> _What you should do_
Look for "도배봉사" in the listing below. Gather each line that contains it.

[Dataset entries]
┏━━

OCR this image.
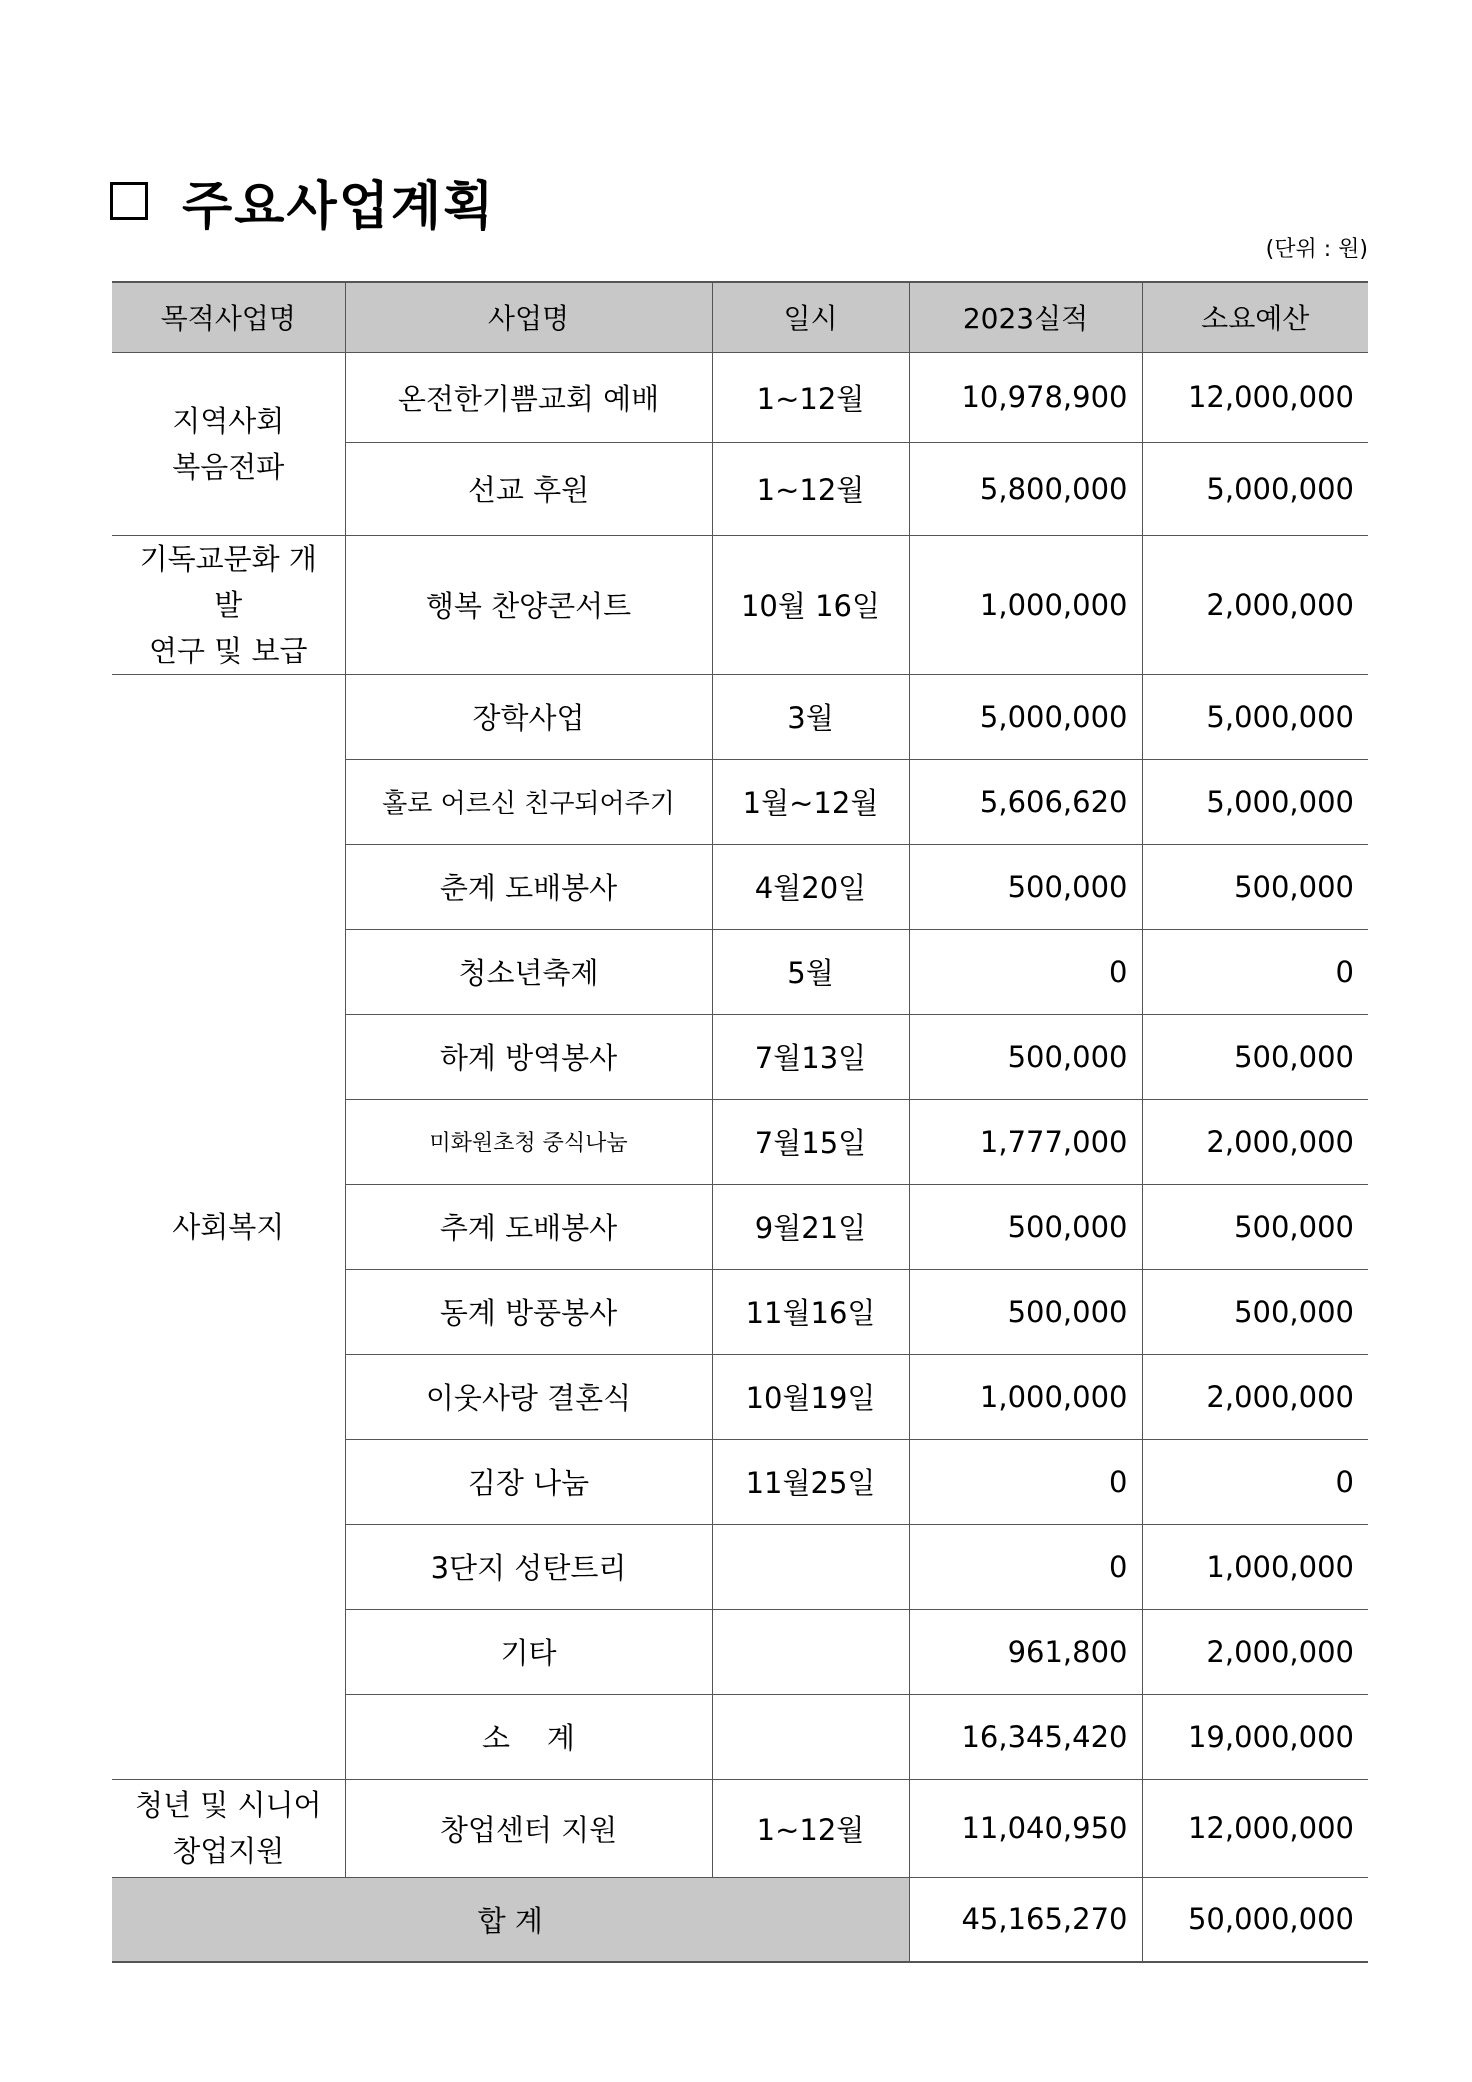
주요사업계획
(단위 : 원)
목적사업명	사업명	일시	2023실적	소요예산
지역사회
복음전파	온전한기쁨교회 예배	1~12월	10,978,900	12,000,000
	선교 후원	1~12월	5,800,000	5,000,000
기독교문화 개발
연구 및 보급	행복 찬양콘서트	10월 16일	1,000,000	2,000,000
사회복지	장학사업	3월	5,000,000	5,000,000
	홀로 어르신 친구되어주기	1월~12월	5,606,620	5,000,000
	춘계 도배봉사	4월20일	500,000	500,000
	청소년축제	5월	0	0
	하계 방역봉사	7월13일	500,000	500,000
	미화원초청 중식나눔	7월15일	1,777,000	2,000,000
	추계 도배봉사	9월21일	500,000	500,000
	동계 방풍봉사	11월16일	500,000	500,000
	이웃사랑 결혼식	10월19일	1,000,000	2,000,000
	김장 나눔	11월25일	0	0
	3단지 성탄트리		0	1,000,000
	기타		961,800	2,000,000
	소    계		16,345,420	19,000,000
청년 및 시니어
창업지원	창업센터 지원	1~12월	11,040,950	12,000,000
합 계			45,165,270	50,000,000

┗━━

> _Solution to the exercise_
	춘계 도배봉사	4월20일	500,000	500,000
	추계 도배봉사	9월21일	500,000	500,000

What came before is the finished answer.